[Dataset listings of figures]
----------

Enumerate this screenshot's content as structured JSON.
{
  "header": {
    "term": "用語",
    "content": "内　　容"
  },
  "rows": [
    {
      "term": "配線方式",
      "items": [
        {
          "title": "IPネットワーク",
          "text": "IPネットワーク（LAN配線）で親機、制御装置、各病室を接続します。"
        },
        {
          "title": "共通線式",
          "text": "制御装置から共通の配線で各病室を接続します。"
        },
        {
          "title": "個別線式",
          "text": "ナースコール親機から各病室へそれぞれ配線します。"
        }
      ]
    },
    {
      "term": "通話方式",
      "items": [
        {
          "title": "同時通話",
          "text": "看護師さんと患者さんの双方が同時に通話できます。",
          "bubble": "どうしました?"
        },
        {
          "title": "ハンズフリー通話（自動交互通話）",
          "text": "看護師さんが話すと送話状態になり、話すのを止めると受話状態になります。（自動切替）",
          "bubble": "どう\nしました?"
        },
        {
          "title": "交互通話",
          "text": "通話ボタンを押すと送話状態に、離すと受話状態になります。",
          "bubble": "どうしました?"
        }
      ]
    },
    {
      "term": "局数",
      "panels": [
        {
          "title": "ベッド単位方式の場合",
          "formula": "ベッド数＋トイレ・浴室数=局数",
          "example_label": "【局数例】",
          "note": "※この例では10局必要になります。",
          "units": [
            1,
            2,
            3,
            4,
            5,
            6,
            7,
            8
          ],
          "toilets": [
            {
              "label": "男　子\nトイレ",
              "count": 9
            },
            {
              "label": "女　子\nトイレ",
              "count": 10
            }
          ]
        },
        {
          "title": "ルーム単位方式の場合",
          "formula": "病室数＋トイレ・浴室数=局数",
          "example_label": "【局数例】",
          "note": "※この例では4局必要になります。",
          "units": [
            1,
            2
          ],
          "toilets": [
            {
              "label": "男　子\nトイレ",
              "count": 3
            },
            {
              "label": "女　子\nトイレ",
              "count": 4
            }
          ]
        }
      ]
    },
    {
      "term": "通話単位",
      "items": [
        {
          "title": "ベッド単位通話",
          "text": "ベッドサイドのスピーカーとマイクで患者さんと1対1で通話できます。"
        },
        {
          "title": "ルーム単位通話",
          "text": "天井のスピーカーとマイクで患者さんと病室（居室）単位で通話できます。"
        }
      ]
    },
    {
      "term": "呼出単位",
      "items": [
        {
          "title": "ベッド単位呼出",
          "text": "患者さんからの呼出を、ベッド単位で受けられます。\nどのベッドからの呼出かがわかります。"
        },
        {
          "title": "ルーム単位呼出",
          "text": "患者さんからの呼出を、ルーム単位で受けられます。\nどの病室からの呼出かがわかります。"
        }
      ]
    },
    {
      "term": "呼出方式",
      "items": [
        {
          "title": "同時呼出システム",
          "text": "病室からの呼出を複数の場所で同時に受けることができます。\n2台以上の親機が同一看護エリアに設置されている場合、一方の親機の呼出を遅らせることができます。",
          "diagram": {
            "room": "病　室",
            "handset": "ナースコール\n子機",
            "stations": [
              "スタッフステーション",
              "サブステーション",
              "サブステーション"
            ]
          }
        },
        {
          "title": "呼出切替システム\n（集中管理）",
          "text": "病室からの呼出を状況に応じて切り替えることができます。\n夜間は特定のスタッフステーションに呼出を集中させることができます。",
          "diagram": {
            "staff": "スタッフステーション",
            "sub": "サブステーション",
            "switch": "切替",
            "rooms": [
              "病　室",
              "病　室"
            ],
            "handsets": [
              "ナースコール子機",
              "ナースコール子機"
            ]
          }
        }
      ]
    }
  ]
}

----------

Find every line in the records above that holds the word "text", and copy each one.

          "text": "IPネットワーク（LAN配線）で親機、制御装置、各病室を接続します。"
          "text": "制御装置から共通の配線で各病室を接続します。"
          "text": "ナースコール親機から各病室へそれぞれ配線します。"
          "text": "看護師さんと患者さんの双方が同時に通話できます。",
          "text": "看護師さんが話すと送話状態になり、話すのを止めると受話状態になります。（自動切替）",
          "text": "通話ボタンを押すと送話状態に、離すと受話状態になります。",
          "text": "ベッドサイドのスピーカーとマイクで患者さんと1対1で通話できます。"
          "text": "天井のスピーカーとマイクで患者さんと病室（居室）単位で通話できます。"
          "text": "患者さんからの呼出を、ベッド単位で受けられます。\nどのベッドからの呼出かがわかります。"
          "text": "患者さんからの呼出を、ルーム単位で受けられます。\nどの病室からの呼出かがわかります。"
          "text": "病室からの呼出を複数の場所で同時に受けることができます。\n2台以上の親機が同一看護エリアに設置されている場合、一方の親機の呼出を遅らせることができます。",
          "text": "病室からの呼出を状況に応じて切り替えることができます。\n夜間は特定のスタッフステーションに呼出を集中させることができます。",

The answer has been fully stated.